[Items listed in a dataset]
start
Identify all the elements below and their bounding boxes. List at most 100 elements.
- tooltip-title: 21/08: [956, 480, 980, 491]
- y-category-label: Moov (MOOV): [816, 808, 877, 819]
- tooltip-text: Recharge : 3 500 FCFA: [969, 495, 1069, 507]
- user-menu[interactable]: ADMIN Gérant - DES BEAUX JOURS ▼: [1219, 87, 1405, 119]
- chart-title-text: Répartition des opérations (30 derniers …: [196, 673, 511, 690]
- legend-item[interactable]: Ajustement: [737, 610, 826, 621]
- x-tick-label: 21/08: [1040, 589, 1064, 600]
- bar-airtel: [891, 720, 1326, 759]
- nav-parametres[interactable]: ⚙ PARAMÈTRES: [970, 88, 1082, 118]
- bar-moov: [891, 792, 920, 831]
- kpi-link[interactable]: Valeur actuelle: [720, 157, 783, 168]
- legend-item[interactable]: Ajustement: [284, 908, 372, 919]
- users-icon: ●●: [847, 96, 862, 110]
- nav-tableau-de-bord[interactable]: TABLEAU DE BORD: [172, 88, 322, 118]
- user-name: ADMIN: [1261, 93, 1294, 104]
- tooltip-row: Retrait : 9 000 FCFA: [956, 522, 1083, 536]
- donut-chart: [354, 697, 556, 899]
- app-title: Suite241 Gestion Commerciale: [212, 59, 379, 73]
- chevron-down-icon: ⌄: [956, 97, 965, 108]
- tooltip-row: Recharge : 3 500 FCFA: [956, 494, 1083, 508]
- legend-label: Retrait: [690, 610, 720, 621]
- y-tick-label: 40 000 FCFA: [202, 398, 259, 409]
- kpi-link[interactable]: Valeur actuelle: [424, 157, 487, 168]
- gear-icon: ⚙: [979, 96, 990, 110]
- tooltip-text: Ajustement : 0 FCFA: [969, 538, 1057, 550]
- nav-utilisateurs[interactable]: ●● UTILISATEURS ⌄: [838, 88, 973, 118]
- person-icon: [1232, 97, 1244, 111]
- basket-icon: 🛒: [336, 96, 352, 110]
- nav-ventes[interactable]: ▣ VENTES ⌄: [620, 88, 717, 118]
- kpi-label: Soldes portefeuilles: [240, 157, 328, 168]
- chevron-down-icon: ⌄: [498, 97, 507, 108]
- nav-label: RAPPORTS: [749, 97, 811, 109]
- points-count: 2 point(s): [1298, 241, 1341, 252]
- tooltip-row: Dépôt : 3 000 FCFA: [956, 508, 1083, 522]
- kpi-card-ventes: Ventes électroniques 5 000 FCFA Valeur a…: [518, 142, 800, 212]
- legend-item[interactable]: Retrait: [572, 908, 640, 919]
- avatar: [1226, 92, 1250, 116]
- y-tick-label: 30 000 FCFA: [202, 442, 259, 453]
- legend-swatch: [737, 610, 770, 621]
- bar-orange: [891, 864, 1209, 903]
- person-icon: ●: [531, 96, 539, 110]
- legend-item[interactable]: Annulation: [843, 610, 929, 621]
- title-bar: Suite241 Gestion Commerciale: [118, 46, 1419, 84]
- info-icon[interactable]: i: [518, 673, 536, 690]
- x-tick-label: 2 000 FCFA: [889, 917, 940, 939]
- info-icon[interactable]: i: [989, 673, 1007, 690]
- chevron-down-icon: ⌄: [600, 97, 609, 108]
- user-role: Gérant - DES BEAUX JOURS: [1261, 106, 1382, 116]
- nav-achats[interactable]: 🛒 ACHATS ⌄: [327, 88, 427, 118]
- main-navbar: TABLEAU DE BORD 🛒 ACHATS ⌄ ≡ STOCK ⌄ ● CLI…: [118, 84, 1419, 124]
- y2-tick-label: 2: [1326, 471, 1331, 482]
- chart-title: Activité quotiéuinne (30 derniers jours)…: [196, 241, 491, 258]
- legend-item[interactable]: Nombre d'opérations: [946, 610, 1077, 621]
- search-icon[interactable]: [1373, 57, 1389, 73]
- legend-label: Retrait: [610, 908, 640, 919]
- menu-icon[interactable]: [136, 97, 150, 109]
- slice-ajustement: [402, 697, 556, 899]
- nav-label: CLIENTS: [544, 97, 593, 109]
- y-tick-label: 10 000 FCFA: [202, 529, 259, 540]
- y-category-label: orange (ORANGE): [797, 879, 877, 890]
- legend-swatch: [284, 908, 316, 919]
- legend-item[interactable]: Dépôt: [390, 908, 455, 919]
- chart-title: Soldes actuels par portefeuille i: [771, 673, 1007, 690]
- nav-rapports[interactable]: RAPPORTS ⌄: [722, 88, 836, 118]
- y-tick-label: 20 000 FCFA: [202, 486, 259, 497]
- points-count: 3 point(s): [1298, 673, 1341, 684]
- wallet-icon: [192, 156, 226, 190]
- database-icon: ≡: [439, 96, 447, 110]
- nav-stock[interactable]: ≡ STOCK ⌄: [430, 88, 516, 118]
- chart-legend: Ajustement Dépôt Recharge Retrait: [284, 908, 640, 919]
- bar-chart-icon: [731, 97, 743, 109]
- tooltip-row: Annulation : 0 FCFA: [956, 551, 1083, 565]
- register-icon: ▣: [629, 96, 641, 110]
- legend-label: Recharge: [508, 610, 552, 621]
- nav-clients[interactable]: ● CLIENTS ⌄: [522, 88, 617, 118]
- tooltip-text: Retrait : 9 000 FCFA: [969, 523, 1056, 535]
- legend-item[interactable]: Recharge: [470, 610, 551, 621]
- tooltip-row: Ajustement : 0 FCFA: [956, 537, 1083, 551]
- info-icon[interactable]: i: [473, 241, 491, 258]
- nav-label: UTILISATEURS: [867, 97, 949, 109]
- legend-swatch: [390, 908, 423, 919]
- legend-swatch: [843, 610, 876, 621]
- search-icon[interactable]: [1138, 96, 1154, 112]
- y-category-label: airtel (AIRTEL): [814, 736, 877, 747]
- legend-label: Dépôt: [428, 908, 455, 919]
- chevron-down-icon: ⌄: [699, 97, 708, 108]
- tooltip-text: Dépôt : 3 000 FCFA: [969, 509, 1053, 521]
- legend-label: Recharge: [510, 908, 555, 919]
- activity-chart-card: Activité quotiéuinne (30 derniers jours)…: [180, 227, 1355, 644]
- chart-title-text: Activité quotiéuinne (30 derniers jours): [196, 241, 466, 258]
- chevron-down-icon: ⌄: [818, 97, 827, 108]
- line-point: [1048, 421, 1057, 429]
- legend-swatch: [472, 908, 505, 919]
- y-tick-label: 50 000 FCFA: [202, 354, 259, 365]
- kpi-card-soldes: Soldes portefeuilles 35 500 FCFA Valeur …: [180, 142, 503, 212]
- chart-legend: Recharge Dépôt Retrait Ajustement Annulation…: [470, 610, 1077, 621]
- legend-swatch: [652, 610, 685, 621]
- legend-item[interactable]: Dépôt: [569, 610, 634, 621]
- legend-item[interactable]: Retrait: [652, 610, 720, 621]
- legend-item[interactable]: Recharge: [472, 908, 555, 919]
end
Copy out the records exactly, from the start of the records through the line containing "- legend-item[interactable]: Retrait: [572, 908, 640, 919]".

**TASK SOLUTION:**
Identify all the elements below and their bounding boxes. List at most 100 elements.
- tooltip-title: 21/08: [956, 480, 980, 491]
- y-category-label: Moov (MOOV): [816, 808, 877, 819]
- tooltip-text: Recharge : 3 500 FCFA: [969, 495, 1069, 507]
- user-menu[interactable]: ADMIN Gérant - DES BEAUX JOURS ▼: [1219, 87, 1405, 119]
- chart-title-text: Répartition des opérations (30 derniers …: [196, 673, 511, 690]
- legend-item[interactable]: Ajustement: [737, 610, 826, 621]
- x-tick-label: 21/08: [1040, 589, 1064, 600]
- bar-airtel: [891, 720, 1326, 759]
- nav-parametres[interactable]: ⚙ PARAMÈTRES: [970, 88, 1082, 118]
- bar-moov: [891, 792, 920, 831]
- kpi-link[interactable]: Valeur actuelle: [720, 157, 783, 168]
- legend-item[interactable]: Ajustement: [284, 908, 372, 919]
- users-icon: ●●: [847, 96, 862, 110]
- nav-tableau-de-bord[interactable]: TABLEAU DE BORD: [172, 88, 322, 118]
- user-name: ADMIN: [1261, 93, 1294, 104]
- tooltip-row: Retrait : 9 000 FCFA: [956, 522, 1083, 536]
- donut-chart: [354, 697, 556, 899]
- app-title: Suite241 Gestion Commerciale: [212, 59, 379, 73]
- chevron-down-icon: ⌄: [956, 97, 965, 108]
- tooltip-row: Recharge : 3 500 FCFA: [956, 494, 1083, 508]
- legend-label: Retrait: [690, 610, 720, 621]
- y-tick-label: 40 000 FCFA: [202, 398, 259, 409]
- kpi-link[interactable]: Valeur actuelle: [424, 157, 487, 168]
- gear-icon: ⚙: [979, 96, 990, 110]
- tooltip-text: Ajustement : 0 FCFA: [969, 538, 1057, 550]
- nav-utilisateurs[interactable]: ●● UTILISATEURS ⌄: [838, 88, 973, 118]
- person-icon: [1232, 97, 1244, 111]
- basket-icon: 🛒: [336, 96, 352, 110]
- nav-ventes[interactable]: ▣ VENTES ⌄: [620, 88, 717, 118]
- kpi-label: Soldes portefeuilles: [240, 157, 328, 168]
- chevron-down-icon: ⌄: [498, 97, 507, 108]
- nav-label: RAPPORTS: [749, 97, 811, 109]
- points-count: 2 point(s): [1298, 241, 1341, 252]
- tooltip-row: Dépôt : 3 000 FCFA: [956, 508, 1083, 522]
- kpi-card-ventes: Ventes électroniques 5 000 FCFA Valeur a…: [518, 142, 800, 212]
- legend-item[interactable]: Retrait: [572, 908, 640, 919]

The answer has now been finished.